◆ **Exercise goal**:
Once the pictures are set aside, transcribe the remaining data exactly.

◆ ◆ ◆ ◆

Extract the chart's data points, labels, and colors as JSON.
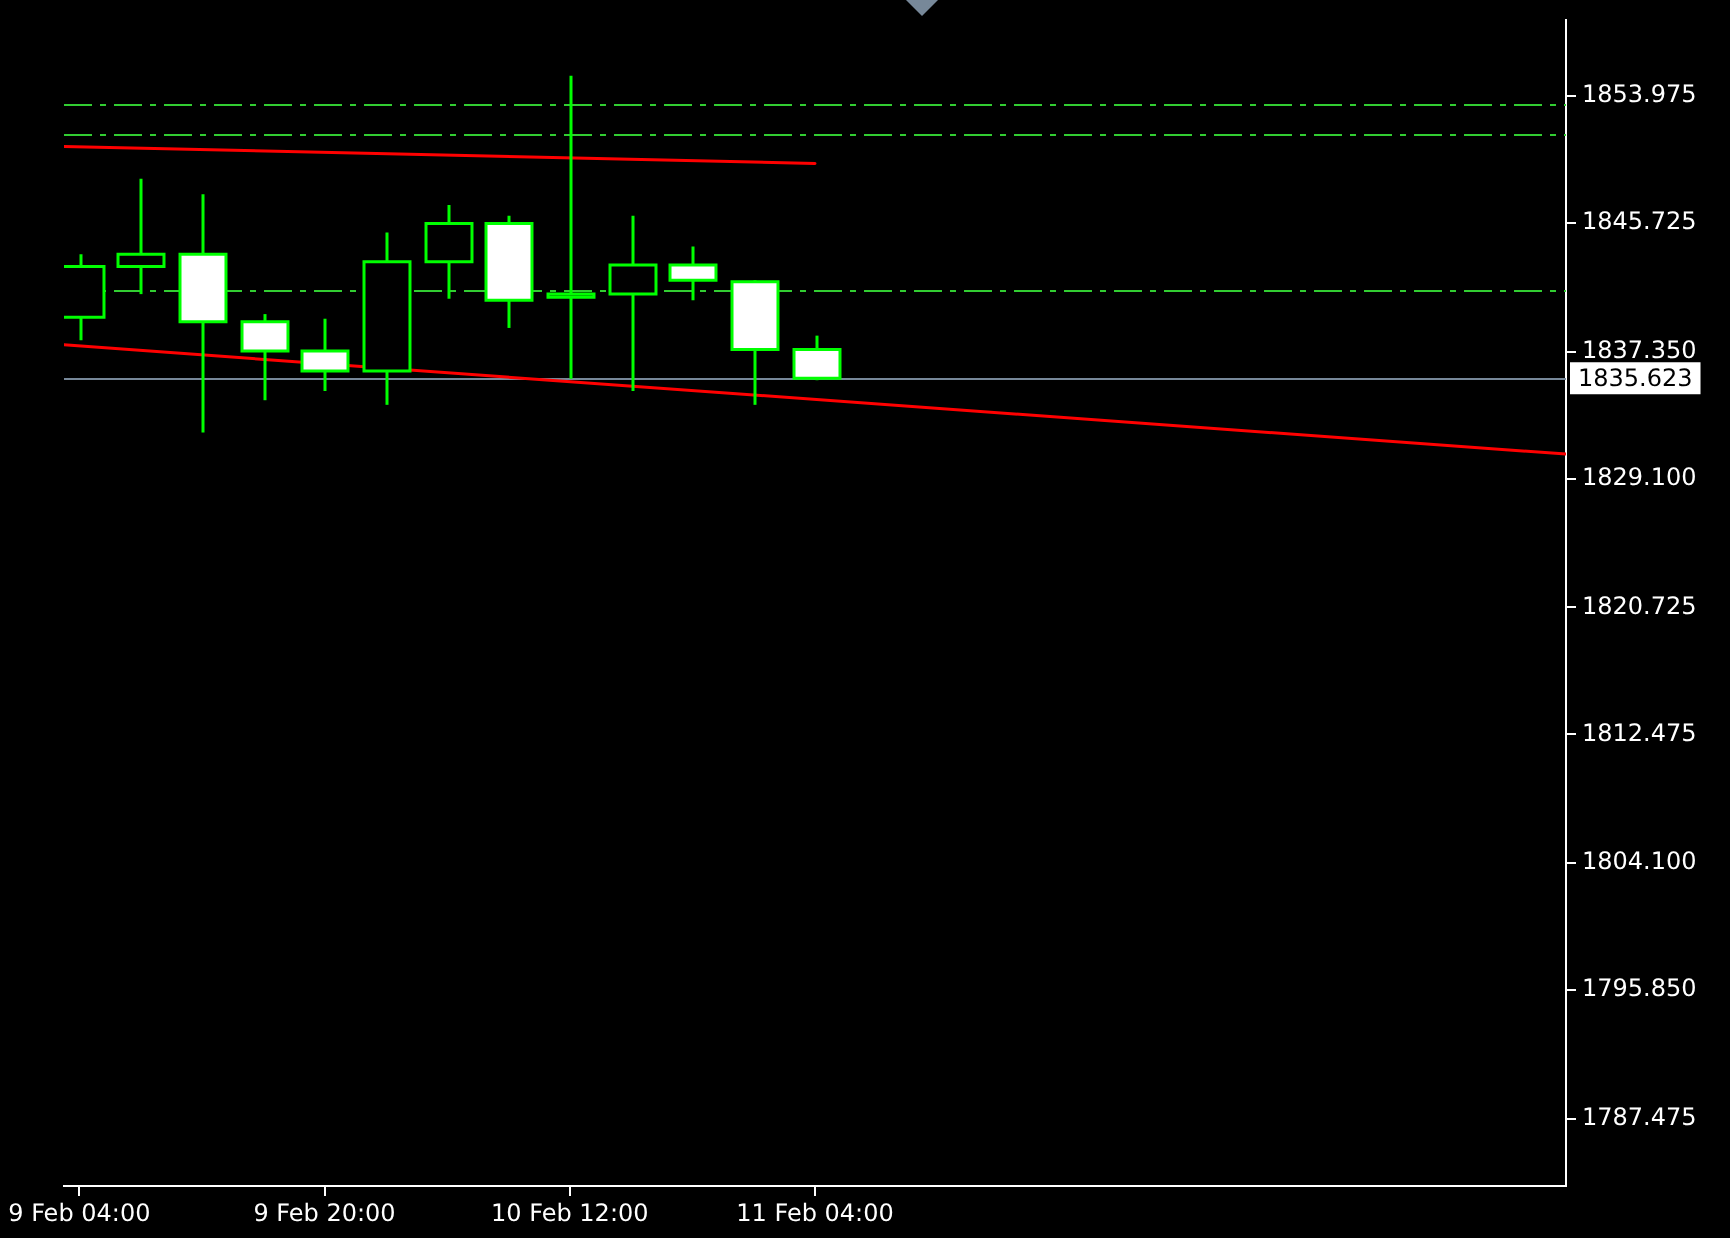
{
  "chart_data": {
    "type": "candlestick",
    "x": [
      "--02-09T04:00",
      "--02-09T08:00",
      "--02-09T12:00",
      "--02-09T16:00",
      "--02-09T20:00",
      "--02-10T00:00",
      "--02-10T04:00",
      "--02-10T08:00",
      "--02-10T12:00",
      "--02-10T16:00",
      "--02-10T20:00",
      "--02-11T00:00",
      "--02-11T04:00"
    ],
    "ohlc": [
      [
        1839.6,
        1843.7,
        1838.1,
        1842.9
      ],
      [
        1842.9,
        1848.6,
        1841.1,
        1843.7
      ],
      [
        1843.7,
        1847.6,
        1832.1,
        1839.3
      ],
      [
        1839.3,
        1839.8,
        1834.2,
        1837.4
      ],
      [
        1837.4,
        1839.5,
        1834.8,
        1836.1
      ],
      [
        1836.1,
        1845.1,
        1833.9,
        1843.2
      ],
      [
        1843.2,
        1846.9,
        1840.8,
        1845.7
      ],
      [
        1845.7,
        1846.2,
        1838.9,
        1840.7
      ],
      [
        1840.9,
        1855.3,
        1835.6,
        1841.1
      ],
      [
        1841.1,
        1846.2,
        1834.8,
        1843.0
      ],
      [
        1843.0,
        1844.2,
        1840.7,
        1842.0
      ],
      [
        1841.9,
        1842.0,
        1833.9,
        1837.5
      ],
      [
        1837.5,
        1838.4,
        1835.5,
        1835.623
      ]
    ],
    "color": "#00ff00",
    "colors": [
      "#000000",
      "#000000",
      "#ffffff",
      "#ffffff",
      "#ffffff",
      "#000000",
      "#000000",
      "#ffffff",
      "#000000",
      "#000000",
      "#ffffff",
      "#ffffff",
      "#ffffff"
    ],
    "series": [
      {
        "type": "line",
        "color": "#ff0000",
        "x": [
          "--02-09T03:00",
          "--02-11T04:00"
        ],
        "values": [
          1850.7,
          1849.6
        ]
      },
      {
        "type": "line",
        "color": "#ff0000",
        "x": [
          "--02-09T03:00",
          "--02-13T05:00"
        ],
        "values": [
          1837.8,
          1830.7
        ]
      }
    ],
    "marker": "none",
    "xlim": [
      "--02-09T03:00",
      "--02-13T05:00"
    ],
    "xticks": [
      {
        "value": "--02-09T04:00",
        "label": "9 Feb 04:00"
      },
      {
        "value": "--02-09T20:00",
        "label": "9 Feb 20:00"
      },
      {
        "value": "--02-10T12:00",
        "label": "10 Feb 12:00"
      },
      {
        "value": "--02-11T04:00",
        "label": "11 Feb 04:00"
      }
    ],
    "ylim": [
      1783.1,
      1858.9
    ],
    "yticks": [
      1787.475,
      {
        "value": 1795.85,
        "label": "1795.850"
      },
      {
        "value": 1804.1,
        "label": "1804.100"
      },
      1812.475,
      1820.725,
      {
        "value": 1829.1,
        "label": "1829.100"
      },
      {
        "value": 1837.35,
        "label": "1837.350"
      },
      1845.725,
      1853.975
    ],
    "ref_lines": [
      {
        "axis": "y",
        "value": 1853.5,
        "color": "#32cd32",
        "line_style": "dashed"
      },
      {
        "axis": "y",
        "value": 1851.5,
        "color": "#32cd32",
        "line_style": "dashed"
      },
      {
        "axis": "y",
        "value": 1841.4,
        "color": "#32cd32",
        "line_style": "dashed"
      },
      {
        "axis": "y",
        "value": 1835.623,
        "label": "1835.623",
        "color": "#778899"
      }
    ]
  }
}
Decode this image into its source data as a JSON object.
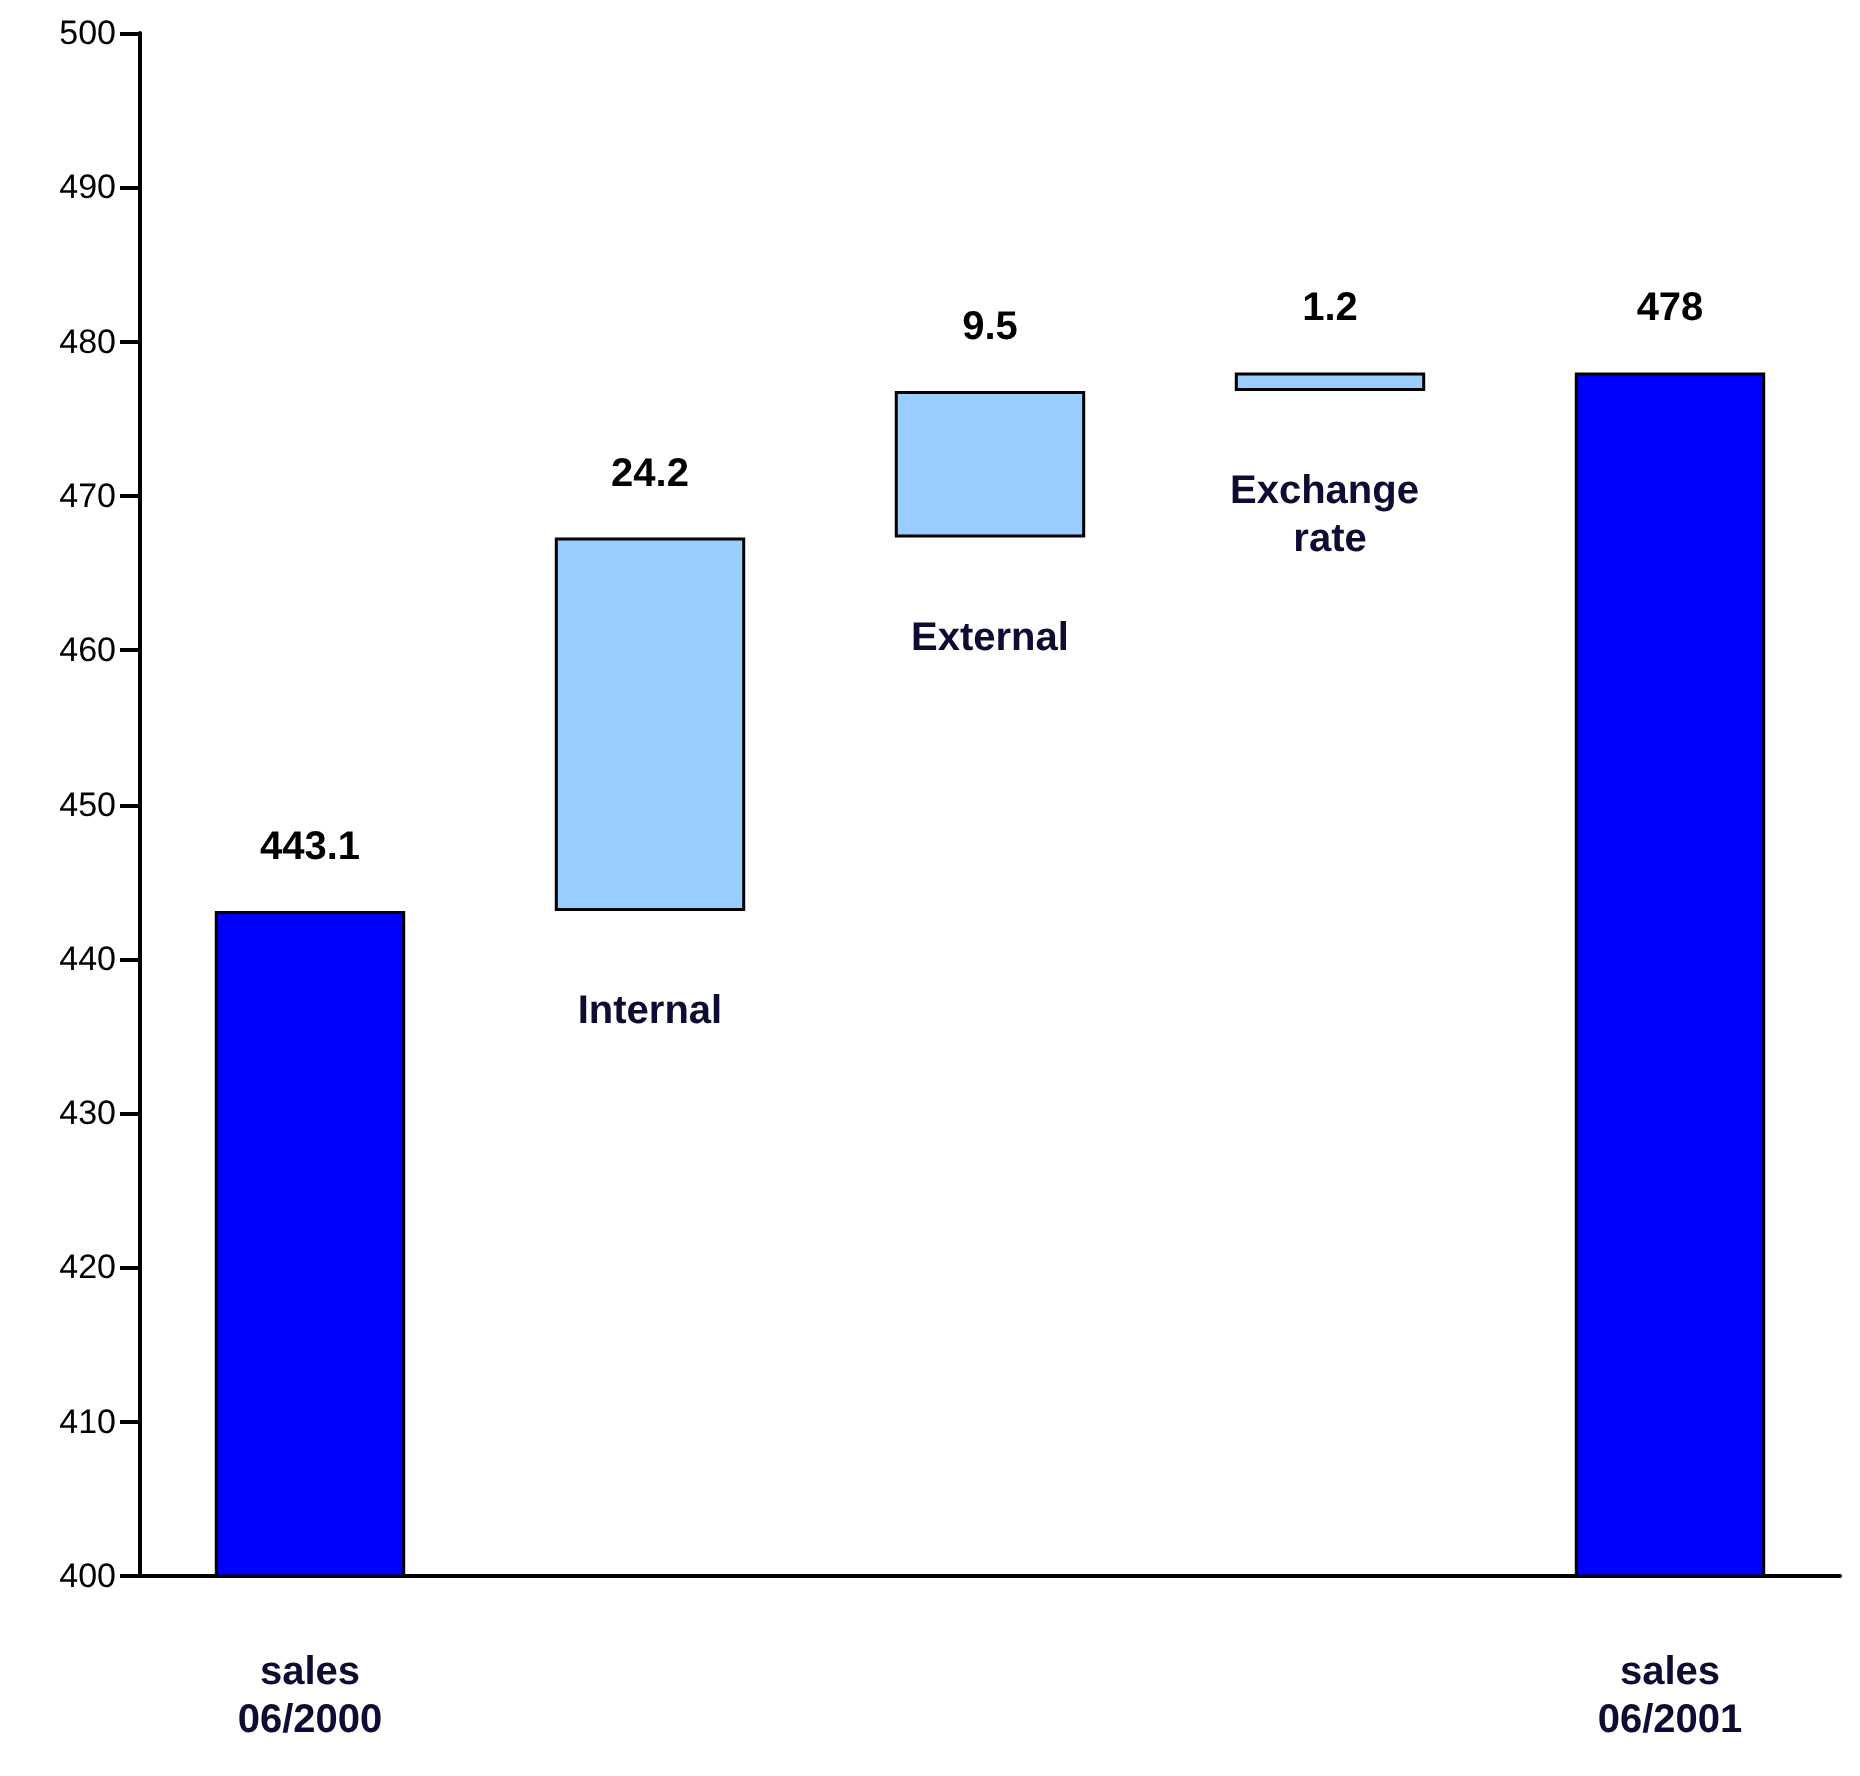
{
  "chart_data": {
    "type": "bar",
    "categories": [
      "sales 06/2000",
      "Internal",
      "External",
      "Exchange rate",
      "sales 06/2001"
    ],
    "values": [
      443.1,
      24.2,
      9.5,
      1.2,
      478
    ],
    "base": [
      null,
      443.1,
      467.3,
      476.8,
      null
    ],
    "colors": [
      "#0000ff",
      "#99ccff",
      "#99ccff",
      "#99ccff",
      "#0000ff"
    ],
    "ylim": [
      400,
      500
    ],
    "yticks": [
      400,
      410,
      420,
      430,
      440,
      450,
      460,
      470,
      480,
      490,
      500
    ],
    "data_labels": true,
    "grid": false
  }
}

◆ ◆ ◆ ◆

◆ **Final answer**:
Extract the chart's data points, labels, and colors as JSON.
{
  "chart_data": {
    "type": "candlestick",
    "x": [
      "--02-09T04:00",
      "--02-09T08:00",
      "--02-09T12:00",
      "--02-09T16:00",
      "--02-09T20:00",
      "--02-10T00:00",
      "--02-10T04:00",
      "--02-10T08:00",
      "--02-10T12:00",
      "--02-10T16:00",
      "--02-10T20:00",
      "--02-11T00:00",
      "--02-11T04:00"
    ],
    "ohlc": [
      [
        1839.6,
        1843.7,
        1838.1,
        1842.9
      ],
      [
        1842.9,
        1848.6,
        1841.1,
        1843.7
      ],
      [
        1843.7,
        1847.6,
        1832.1,
        1839.3
      ],
      [
        1839.3,
        1839.8,
        1834.2,
        1837.4
      ],
      [
        1837.4,
        1839.5,
        1834.8,
        1836.1
      ],
      [
        1836.1,
        1845.1,
        1833.9,
        1843.2
      ],
      [
        1843.2,
        1846.9,
        1840.8,
        1845.7
      ],
      [
        1845.7,
        1846.2,
        1838.9,
        1840.7
      ],
      [
        1840.9,
        1855.3,
        1835.6,
        1841.1
      ],
      [
        1841.1,
        1846.2,
        1834.8,
        1843.0
      ],
      [
        1843.0,
        1844.2,
        1840.7,
        1842.0
      ],
      [
        1841.9,
        1842.0,
        1833.9,
        1837.5
      ],
      [
        1837.5,
        1838.4,
        1835.5,
        1835.623
      ]
    ],
    "color": "#00ff00",
    "colors": [
      "#000000",
      "#000000",
      "#ffffff",
      "#ffffff",
      "#ffffff",
      "#000000",
      "#000000",
      "#ffffff",
      "#000000",
      "#000000",
      "#ffffff",
      "#ffffff",
      "#ffffff"
    ],
    "series": [
      {
        "type": "line",
        "color": "#ff0000",
        "x": [
          "--02-09T03:00",
          "--02-11T04:00"
        ],
        "values": [
          1850.7,
          1849.6
        ]
      },
      {
        "type": "line",
        "color": "#ff0000",
        "x": [
          "--02-09T03:00",
          "--02-13T05:00"
        ],
        "values": [
          1837.8,
          1830.7
        ]
      }
    ],
    "marker": "none",
    "xlim": [
      "--02-09T03:00",
      "--02-13T05:00"
    ],
    "xticks": [
      {
        "value": "--02-09T04:00",
        "label": "9 Feb 04:00"
      },
      {
        "value": "--02-09T20:00",
        "label": "9 Feb 20:00"
      },
      {
        "value": "--02-10T12:00",
        "label": "10 Feb 12:00"
      },
      {
        "value": "--02-11T04:00",
        "label": "11 Feb 04:00"
      }
    ],
    "ylim": [
      1783.1,
      1858.9
    ],
    "yticks": [
      1787.475,
      {
        "value": 1795.85,
        "label": "1795.850"
      },
      {
        "value": 1804.1,
        "label": "1804.100"
      },
      1812.475,
      1820.725,
      {
        "value": 1829.1,
        "label": "1829.100"
      },
      {
        "value": 1837.35,
        "label": "1837.350"
      },
      1845.725,
      1853.975
    ],
    "ref_lines": [
      {
        "axis": "y",
        "value": 1853.5,
        "color": "#32cd32",
        "line_style": "dashed"
      },
      {
        "axis": "y",
        "value": 1851.5,
        "color": "#32cd32",
        "line_style": "dashed"
      },
      {
        "axis": "y",
        "value": 1841.4,
        "color": "#32cd32",
        "line_style": "dashed"
      },
      {
        "axis": "y",
        "value": 1835.623,
        "label": "1835.623",
        "color": "#778899"
      }
    ]
  }
}
Decode this image into its source data as a JSON object.
{
  "chart_data": {
    "type": "bar",
    "categories": [
      "sales 06/2000",
      "Internal",
      "External",
      "Exchange rate",
      "sales 06/2001"
    ],
    "values": [
      443.1,
      24.2,
      9.5,
      1.2,
      478
    ],
    "base": [
      null,
      443.1,
      467.3,
      476.8,
      null
    ],
    "colors": [
      "#0000ff",
      "#99ccff",
      "#99ccff",
      "#99ccff",
      "#0000ff"
    ],
    "ylim": [
      400,
      500
    ],
    "yticks": [
      400,
      410,
      420,
      430,
      440,
      450,
      460,
      470,
      480,
      490,
      500
    ],
    "data_labels": true,
    "grid": false
  }
}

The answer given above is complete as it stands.